### STATED TASK
Give the data below again exactly as it stands. Omit the pictures.

Data tied to figure images
☆ ☆ ☆ ☆ ☆

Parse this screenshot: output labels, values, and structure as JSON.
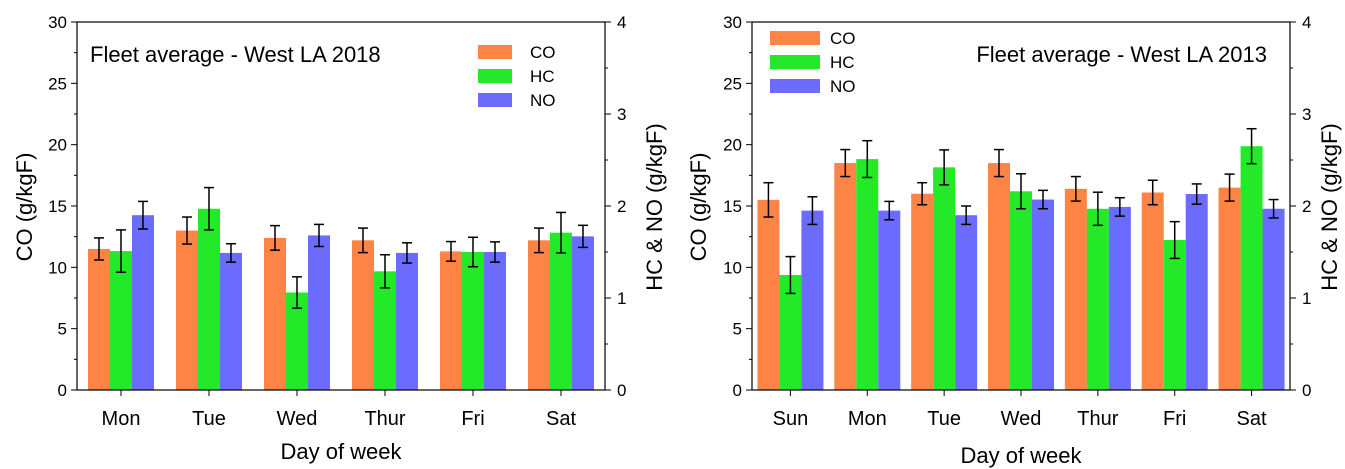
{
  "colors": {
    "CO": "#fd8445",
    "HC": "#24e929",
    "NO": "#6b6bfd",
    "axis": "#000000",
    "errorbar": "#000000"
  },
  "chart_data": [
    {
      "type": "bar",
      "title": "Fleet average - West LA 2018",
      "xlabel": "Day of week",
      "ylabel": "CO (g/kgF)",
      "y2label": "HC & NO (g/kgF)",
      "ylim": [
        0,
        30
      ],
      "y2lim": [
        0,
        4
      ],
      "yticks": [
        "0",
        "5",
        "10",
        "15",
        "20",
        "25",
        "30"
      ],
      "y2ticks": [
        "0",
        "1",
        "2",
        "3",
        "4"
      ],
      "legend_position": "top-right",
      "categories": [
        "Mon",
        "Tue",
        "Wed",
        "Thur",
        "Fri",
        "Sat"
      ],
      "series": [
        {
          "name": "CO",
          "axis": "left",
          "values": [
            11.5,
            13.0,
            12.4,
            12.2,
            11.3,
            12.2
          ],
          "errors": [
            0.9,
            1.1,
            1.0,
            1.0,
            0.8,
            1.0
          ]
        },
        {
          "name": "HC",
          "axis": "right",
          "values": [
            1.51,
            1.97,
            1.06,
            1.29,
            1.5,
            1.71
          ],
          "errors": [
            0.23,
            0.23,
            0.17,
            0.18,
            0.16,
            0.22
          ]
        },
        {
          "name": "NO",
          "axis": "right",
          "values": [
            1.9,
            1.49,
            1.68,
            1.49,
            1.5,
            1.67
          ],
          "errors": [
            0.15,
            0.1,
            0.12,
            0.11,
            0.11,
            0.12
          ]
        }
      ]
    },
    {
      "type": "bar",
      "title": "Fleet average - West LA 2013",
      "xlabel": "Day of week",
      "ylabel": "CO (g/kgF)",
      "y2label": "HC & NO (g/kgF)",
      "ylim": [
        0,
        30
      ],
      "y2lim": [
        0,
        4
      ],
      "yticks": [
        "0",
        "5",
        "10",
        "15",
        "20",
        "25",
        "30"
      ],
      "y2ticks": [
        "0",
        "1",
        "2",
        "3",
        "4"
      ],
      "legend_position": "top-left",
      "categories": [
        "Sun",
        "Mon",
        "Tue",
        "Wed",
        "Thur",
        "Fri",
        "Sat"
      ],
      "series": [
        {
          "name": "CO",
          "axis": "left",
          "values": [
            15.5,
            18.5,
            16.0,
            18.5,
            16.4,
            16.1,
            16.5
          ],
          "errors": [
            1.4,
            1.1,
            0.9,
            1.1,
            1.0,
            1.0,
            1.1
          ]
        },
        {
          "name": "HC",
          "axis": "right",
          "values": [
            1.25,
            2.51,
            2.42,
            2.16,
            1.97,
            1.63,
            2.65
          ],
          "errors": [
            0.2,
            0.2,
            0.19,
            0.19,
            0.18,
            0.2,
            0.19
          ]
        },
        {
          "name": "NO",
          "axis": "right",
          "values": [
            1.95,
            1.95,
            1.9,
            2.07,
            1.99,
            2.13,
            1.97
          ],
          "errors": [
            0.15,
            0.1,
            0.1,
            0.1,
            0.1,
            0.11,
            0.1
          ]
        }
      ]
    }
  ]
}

☆ ☆ ☆ ☆ ☆

### RESPONSE
Parse this screenshot: output labels, values, and structure as JSON.
{
  "colors": {
    "CO": "#fd8445",
    "HC": "#24e929",
    "NO": "#6b6bfd",
    "axis": "#000000",
    "errorbar": "#000000"
  },
  "chart_data": [
    {
      "type": "bar",
      "title": "Fleet average - West LA 2018",
      "xlabel": "Day of week",
      "ylabel": "CO (g/kgF)",
      "y2label": "HC & NO (g/kgF)",
      "ylim": [
        0,
        30
      ],
      "y2lim": [
        0,
        4
      ],
      "yticks": [
        "0",
        "5",
        "10",
        "15",
        "20",
        "25",
        "30"
      ],
      "y2ticks": [
        "0",
        "1",
        "2",
        "3",
        "4"
      ],
      "legend_position": "top-right",
      "categories": [
        "Mon",
        "Tue",
        "Wed",
        "Thur",
        "Fri",
        "Sat"
      ],
      "series": [
        {
          "name": "CO",
          "axis": "left",
          "values": [
            11.5,
            13.0,
            12.4,
            12.2,
            11.3,
            12.2
          ],
          "errors": [
            0.9,
            1.1,
            1.0,
            1.0,
            0.8,
            1.0
          ]
        },
        {
          "name": "HC",
          "axis": "right",
          "values": [
            1.51,
            1.97,
            1.06,
            1.29,
            1.5,
            1.71
          ],
          "errors": [
            0.23,
            0.23,
            0.17,
            0.18,
            0.16,
            0.22
          ]
        },
        {
          "name": "NO",
          "axis": "right",
          "values": [
            1.9,
            1.49,
            1.68,
            1.49,
            1.5,
            1.67
          ],
          "errors": [
            0.15,
            0.1,
            0.12,
            0.11,
            0.11,
            0.12
          ]
        }
      ]
    },
    {
      "type": "bar",
      "title": "Fleet average - West LA 2013",
      "xlabel": "Day of week",
      "ylabel": "CO (g/kgF)",
      "y2label": "HC & NO (g/kgF)",
      "ylim": [
        0,
        30
      ],
      "y2lim": [
        0,
        4
      ],
      "yticks": [
        "0",
        "5",
        "10",
        "15",
        "20",
        "25",
        "30"
      ],
      "y2ticks": [
        "0",
        "1",
        "2",
        "3",
        "4"
      ],
      "legend_position": "top-left",
      "categories": [
        "Sun",
        "Mon",
        "Tue",
        "Wed",
        "Thur",
        "Fri",
        "Sat"
      ],
      "series": [
        {
          "name": "CO",
          "axis": "left",
          "values": [
            15.5,
            18.5,
            16.0,
            18.5,
            16.4,
            16.1,
            16.5
          ],
          "errors": [
            1.4,
            1.1,
            0.9,
            1.1,
            1.0,
            1.0,
            1.1
          ]
        },
        {
          "name": "HC",
          "axis": "right",
          "values": [
            1.25,
            2.51,
            2.42,
            2.16,
            1.97,
            1.63,
            2.65
          ],
          "errors": [
            0.2,
            0.2,
            0.19,
            0.19,
            0.18,
            0.2,
            0.19
          ]
        },
        {
          "name": "NO",
          "axis": "right",
          "values": [
            1.95,
            1.95,
            1.9,
            2.07,
            1.99,
            2.13,
            1.97
          ],
          "errors": [
            0.15,
            0.1,
            0.1,
            0.1,
            0.1,
            0.11,
            0.1
          ]
        }
      ]
    }
  ]
}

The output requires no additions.